Aim
Search the listing below for the word "Argentina" and copy each line that holds it.

Materials provided
>> Begin

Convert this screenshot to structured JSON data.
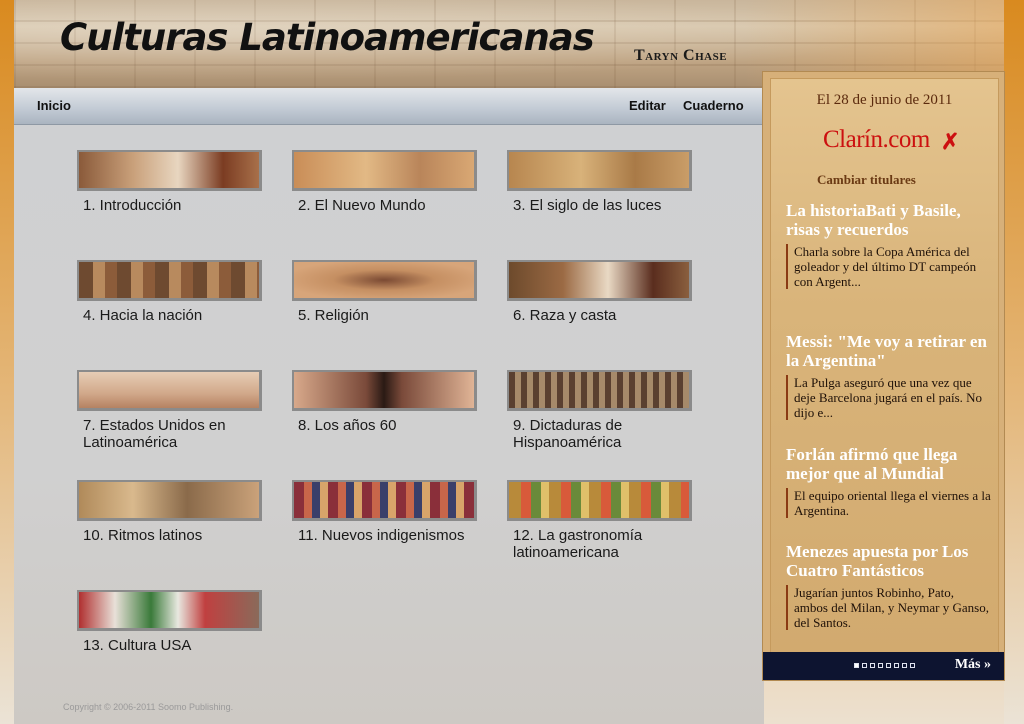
{
  "header": {
    "title": "Culturas Latinoamericanas",
    "user_name": "Taryn Chase"
  },
  "nav": {
    "home": "Inicio",
    "edit": "Editar",
    "notebook": "Cuaderno"
  },
  "chapters": [
    {
      "label": "1. Introducción"
    },
    {
      "label": "2. El Nuevo Mundo"
    },
    {
      "label": "3. El siglo de las luces"
    },
    {
      "label": "4. Hacia la nación"
    },
    {
      "label": "5. Religión"
    },
    {
      "label": "6. Raza y casta"
    },
    {
      "label": "7. Estados Unidos en Latinoamérica"
    },
    {
      "label": "8. Los años 60"
    },
    {
      "label": "9. Dictaduras de Hispanoamérica"
    },
    {
      "label": "10. Ritmos latinos"
    },
    {
      "label": "11. Nuevos indigenismos"
    },
    {
      "label": "12. La gastronomía latinoamericana"
    },
    {
      "label": "13. Cultura USA"
    }
  ],
  "news": {
    "date": "El 28 de junio de 2011",
    "source_logo": "Clarín.com",
    "change_link": "Cambiar titulares",
    "stories": [
      {
        "title": "La historiaBati y Basile, risas y recuerdos",
        "desc": "Charla sobre la Copa América del goleador y del último DT campeón con Argent..."
      },
      {
        "title": "Messi: \"Me voy a retirar en la Argentina\"",
        "desc": "La Pulga aseguró que una vez que deje Barcelona jugará en el país. No dijo e..."
      },
      {
        "title": "Forlán afirmó que llega mejor que al Mundial",
        "desc": "El equipo oriental llega el viernes a la Argentina."
      },
      {
        "title": "Menezes apuesta por Los Cuatro Fantásticos",
        "desc": "Jugarían juntos Robinho, Pato, ambos del Milan, y Neymar y Ganso, del Santos."
      }
    ],
    "page_count": 8,
    "active_page": 1,
    "more_label": "Más »"
  },
  "footer": {
    "copyright": "Copyright © 2006-2011 Soomo Publishing."
  }
}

>> End

Solution below
        "title": "Messi: \"Me voy a retirar en la Argentina\"",
        "desc": "El equipo oriental llega el viernes a la Argentina."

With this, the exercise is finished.